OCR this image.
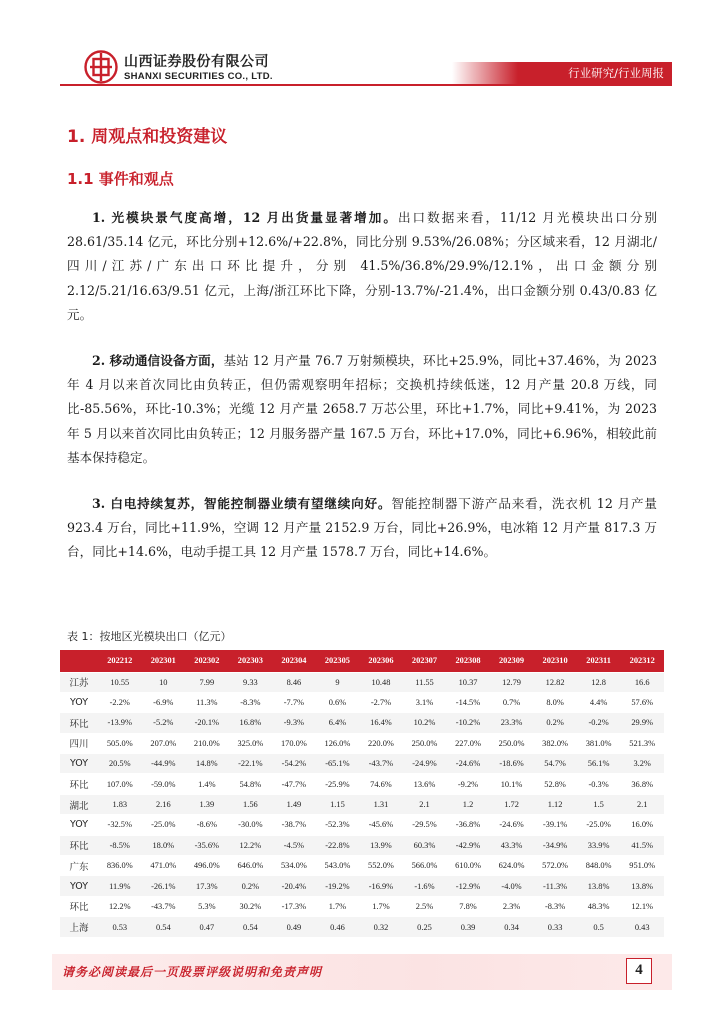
山西证券股份有限公司
SHANXI SECURITIES CO., LTD.	行业研究/行业周报
1. 周观点和投资建议
1.1 事件和观点
1. 光模块景气度高增，12 月出货量显著增加。出口数据来看，11/12 月光模块出口分别 28.61/35.14 亿元，环比分别+12.6%/+22.8%，同比分别 9.53%/26.08%；分区域来看，12 月湖北/四川/江苏/广东出口环比提升，分别 41.5%/36.8%/29.9%/12.1%，出口金额分别 2.12/5.21/16.63/9.51 亿元，上海/浙江环比下降，分别-13.7%/-21.4%，出口金额分别 0.43/0.83 亿元。
2. 移动通信设备方面，基站 12 月产量 76.7 万射频模块，环比+25.9%，同比+37.46%，为 2023 年 4 月以来首次同比由负转正，但仍需观察明年招标；交换机持续低迷，12 月产量 20.8 万线，同比-85.56%，环比-10.3%；光缆 12 月产量 2658.7 万芯公里，环比+1.7%，同比+9.41%，为 2023 年 5 月以来首次同比由负转正；12 月服务器产量 167.5 万台，环比+17.0%，同比+6.96%，相较此前基本保持稳定。
3. 白电持续复苏，智能控制器业绩有望继续向好。智能控制器下游产品来看，洗衣机 12 月产量 923.4 万台，同比+11.9%，空调 12 月产量 2152.9 万台，同比+26.9%，电冰箱 12 月产量 817.3 万台，同比+14.6%，电动手提工具 12 月产量 1578.7 万台，同比+14.6%。
表 1：按地区光模块出口（亿元）
	202212	202301	202302	202303	202304	202305	202306	202307	202308	202309	202310	202311	202312
江苏	10.55	10	7.99	9.33	8.46	9	10.48	11.55	10.37	12.79	12.82	12.8	16.6
YOY	-2.2%	-6.9%	11.3%	-8.3%	-7.7%	0.6%	-2.7%	3.1%	-14.5%	0.7%	8.0%	4.4%	57.6%
环比	-13.9%	-5.2%	-20.1%	16.8%	-9.3%	6.4%	16.4%	10.2%	-10.2%	23.3%	0.2%	-0.2%	29.9%
四川	505.0%	207.0%	210.0%	325.0%	170.0%	126.0%	220.0%	250.0%	227.0%	250.0%	382.0%	381.0%	521.3%
YOY	20.5%	-44.9%	14.8%	-22.1%	-54.2%	-65.1%	-43.7%	-24.9%	-24.6%	-18.6%	54.7%	56.1%	3.2%
环比	107.0%	-59.0%	1.4%	54.8%	-47.7%	-25.9%	74.6%	13.6%	-9.2%	10.1%	52.8%	-0.3%	36.8%
湖北	1.83	2.16	1.39	1.56	1.49	1.15	1.31	2.1	1.2	1.72	1.12	1.5	2.1
YOY	-32.5%	-25.0%	-8.6%	-30.0%	-38.7%	-52.3%	-45.6%	-29.5%	-36.8%	-24.6%	-39.1%	-25.0%	16.0%
环比	-8.5%	18.0%	-35.6%	12.2%	-4.5%	-22.8%	13.9%	60.3%	-42.9%	43.3%	-34.9%	33.9%	41.5%
广东	836.0%	471.0%	496.0%	646.0%	534.0%	543.0%	552.0%	566.0%	610.0%	624.0%	572.0%	848.0%	951.0%
YOY	11.9%	-26.1%	17.3%	0.2%	-20.4%	-19.2%	-16.9%	-1.6%	-12.9%	-4.0%	-11.3%	13.8%	13.8%
环比	12.2%	-43.7%	5.3%	30.2%	-17.3%	1.7%	1.7%	2.5%	7.8%	2.3%	-8.3%	48.3%	12.1%
上海	0.53	0.54	0.47	0.54	0.49	0.46	0.32	0.25	0.39	0.34	0.33	0.5	0.43
请务必阅读最后一页股票评级说明和免责声明	4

============

• TO DO
Reproduce every line of the material precisely, omitting its pictures.

• EXERCISE SOLUTION
OCR this image.
山西证券股份有限公司
SHANXI SECURITIES CO., LTD.	行业研究/行业周报
1. 周观点和投资建议
1.1 事件和观点
1. 光模块景气度高增，12 月出货量显著增加。出口数据来看，11/12 月光模块出口分别 28.61/35.14 亿元，环比分别+12.6%/+22.8%，同比分别 9.53%/26.08%；分区域来看，12 月湖北/四川/江苏/广东出口环比提升，分别 41.5%/36.8%/29.9%/12.1%，出口金额分别 2.12/5.21/16.63/9.51 亿元，上海/浙江环比下降，分别-13.7%/-21.4%，出口金额分别 0.43/0.83 亿元。
2. 移动通信设备方面，基站 12 月产量 76.7 万射频模块，环比+25.9%，同比+37.46%，为 2023 年 4 月以来首次同比由负转正，但仍需观察明年招标；交换机持续低迷，12 月产量 20.8 万线，同比-85.56%，环比-10.3%；光缆 12 月产量 2658.7 万芯公里，环比+1.7%，同比+9.41%，为 2023 年 5 月以来首次同比由负转正；12 月服务器产量 167.5 万台，环比+17.0%，同比+6.96%，相较此前基本保持稳定。
3. 白电持续复苏，智能控制器业绩有望继续向好。智能控制器下游产品来看，洗衣机 12 月产量 923.4 万台，同比+11.9%，空调 12 月产量 2152.9 万台，同比+26.9%，电冰箱 12 月产量 817.3 万台，同比+14.6%，电动手提工具 12 月产量 1578.7 万台，同比+14.6%。
表 1：按地区光模块出口（亿元）
	202212	202301	202302	202303	202304	202305	202306	202307	202308	202309	202310	202311	202312
江苏	10.55	10	7.99	9.33	8.46	9	10.48	11.55	10.37	12.79	12.82	12.8	16.6
YOY	-2.2%	-6.9%	11.3%	-8.3%	-7.7%	0.6%	-2.7%	3.1%	-14.5%	0.7%	8.0%	4.4%	57.6%
环比	-13.9%	-5.2%	-20.1%	16.8%	-9.3%	6.4%	16.4%	10.2%	-10.2%	23.3%	0.2%	-0.2%	29.9%
四川	505.0%	207.0%	210.0%	325.0%	170.0%	126.0%	220.0%	250.0%	227.0%	250.0%	382.0%	381.0%	521.3%
YOY	20.5%	-44.9%	14.8%	-22.1%	-54.2%	-65.1%	-43.7%	-24.9%	-24.6%	-18.6%	54.7%	56.1%	3.2%
环比	107.0%	-59.0%	1.4%	54.8%	-47.7%	-25.9%	74.6%	13.6%	-9.2%	10.1%	52.8%	-0.3%	36.8%
湖北	1.83	2.16	1.39	1.56	1.49	1.15	1.31	2.1	1.2	1.72	1.12	1.5	2.1
YOY	-32.5%	-25.0%	-8.6%	-30.0%	-38.7%	-52.3%	-45.6%	-29.5%	-36.8%	-24.6%	-39.1%	-25.0%	16.0%
环比	-8.5%	18.0%	-35.6%	12.2%	-4.5%	-22.8%	13.9%	60.3%	-42.9%	43.3%	-34.9%	33.9%	41.5%
广东	836.0%	471.0%	496.0%	646.0%	534.0%	543.0%	552.0%	566.0%	610.0%	624.0%	572.0%	848.0%	951.0%
YOY	11.9%	-26.1%	17.3%	0.2%	-20.4%	-19.2%	-16.9%	-1.6%	-12.9%	-4.0%	-11.3%	13.8%	13.8%
环比	12.2%	-43.7%	5.3%	30.2%	-17.3%	1.7%	1.7%	2.5%	7.8%	2.3%	-8.3%	48.3%	12.1%
上海	0.53	0.54	0.47	0.54	0.49	0.46	0.32	0.25	0.39	0.34	0.33	0.5	0.43
请务必阅读最后一页股票评级说明和免责声明	4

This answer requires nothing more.